**DIRECTIONS:** Recast the following lines as a numbered list, leaving out any blank lines.

**DATA SHOWN:**
-----
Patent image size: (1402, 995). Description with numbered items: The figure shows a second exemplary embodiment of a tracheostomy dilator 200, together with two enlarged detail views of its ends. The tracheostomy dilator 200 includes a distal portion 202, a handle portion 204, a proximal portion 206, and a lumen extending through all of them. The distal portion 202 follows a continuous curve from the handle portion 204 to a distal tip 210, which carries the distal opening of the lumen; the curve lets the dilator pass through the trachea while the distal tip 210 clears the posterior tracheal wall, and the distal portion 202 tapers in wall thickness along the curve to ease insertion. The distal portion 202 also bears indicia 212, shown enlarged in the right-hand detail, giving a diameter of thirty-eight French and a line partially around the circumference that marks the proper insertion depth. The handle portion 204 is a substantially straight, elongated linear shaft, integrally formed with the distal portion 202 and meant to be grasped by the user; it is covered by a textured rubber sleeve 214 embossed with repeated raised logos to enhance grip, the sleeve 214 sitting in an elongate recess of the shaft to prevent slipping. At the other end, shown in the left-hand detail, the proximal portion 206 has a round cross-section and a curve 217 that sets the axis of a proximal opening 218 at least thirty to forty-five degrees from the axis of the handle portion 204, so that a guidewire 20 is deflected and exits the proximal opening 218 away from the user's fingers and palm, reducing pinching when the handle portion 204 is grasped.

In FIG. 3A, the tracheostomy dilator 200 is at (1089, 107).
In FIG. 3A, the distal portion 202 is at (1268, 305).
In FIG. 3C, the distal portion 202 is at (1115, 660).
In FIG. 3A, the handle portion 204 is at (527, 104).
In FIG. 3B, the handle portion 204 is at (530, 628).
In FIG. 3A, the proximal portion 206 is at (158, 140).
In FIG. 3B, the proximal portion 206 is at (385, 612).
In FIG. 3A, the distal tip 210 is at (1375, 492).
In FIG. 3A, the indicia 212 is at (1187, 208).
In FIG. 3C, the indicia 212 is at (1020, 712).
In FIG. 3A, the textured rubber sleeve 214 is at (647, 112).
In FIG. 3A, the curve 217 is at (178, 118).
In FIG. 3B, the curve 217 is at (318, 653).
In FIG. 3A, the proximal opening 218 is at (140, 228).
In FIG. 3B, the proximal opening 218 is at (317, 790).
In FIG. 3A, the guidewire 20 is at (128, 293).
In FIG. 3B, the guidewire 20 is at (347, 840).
-----
**EXERCISE RESULT:**
1. Patent image size: (1402, 995). Description with numbered items: The figure shows a second exemplary embodiment of a tracheostomy dilator 200, together with two enlarged detail views of its ends. The tracheostomy dilator 200 includes a distal portion 202, a handle portion 204, a proximal portion 206, and a lumen extending through all of them. The distal portion 202 follows a continuous curve from the handle portion 204 to a distal tip 210, which carries the distal opening of the lumen; the curve lets the dilator pass through the trachea while the distal tip 210 clears the posterior tracheal wall, and the distal portion 202 tapers in wall thickness along the curve to ease insertion. The distal portion 202 also bears indicia 212, shown enlarged in the right-hand detail, giving a diameter of thirty-eight French and a line partially around the circumference that marks the proper insertion depth. The handle portion 204 is a substantially straight, elongated linear shaft, integrally formed with the distal portion 202 and meant to be grasped by the user; it is covered by a textured rubber sleeve 214 embossed with repeated raised logos to enhance grip, the sleeve 214 sitting in an elongate recess of the shaft to prevent slipping. At the other end, shown in the left-hand detail, the proximal portion 206 has a round cross-section and a curve 217 that sets the axis of a proximal opening 218 at least thirty to forty-five degrees from the axis of the handle portion 204, so that a guidewire 20 is deflected and exits the proximal opening 218 away from the user's fingers and palm, reducing pinching when the handle portion 204 is grasped.
2. In FIG. 3A, the tracheostomy dilator 200 is at (1089, 107).
3. In FIG. 3A, the distal portion 202 is at (1268, 305).
4. In FIG. 3C, the distal portion 202 is at (1115, 660).
5. In FIG. 3A, the handle portion 204 is at (527, 104).
6. In FIG. 3B, the handle portion 204 is at (530, 628).
7. In FIG. 3A, the proximal portion 206 is at (158, 140).
8. In FIG. 3B, the proximal portion 206 is at (385, 612).
9. In FIG. 3A, the distal tip 210 is at (1375, 492).
10. In FIG. 3A, the indicia 212 is at (1187, 208).
11. In FIG. 3C, the indicia 212 is at (1020, 712).
12. In FIG. 3A, the textured rubber sleeve 214 is at (647, 112).
13. In FIG. 3A, the curve 217 is at (178, 118).
14. In FIG. 3B, the curve 217 is at (318, 653).
15. In FIG. 3A, the proximal opening 218 is at (140, 228).
16. In FIG. 3B, the proximal opening 218 is at (317, 790).
17. In FIG. 3A, the guidewire 20 is at (128, 293).
18. In FIG. 3B, the guidewire 20 is at (347, 840).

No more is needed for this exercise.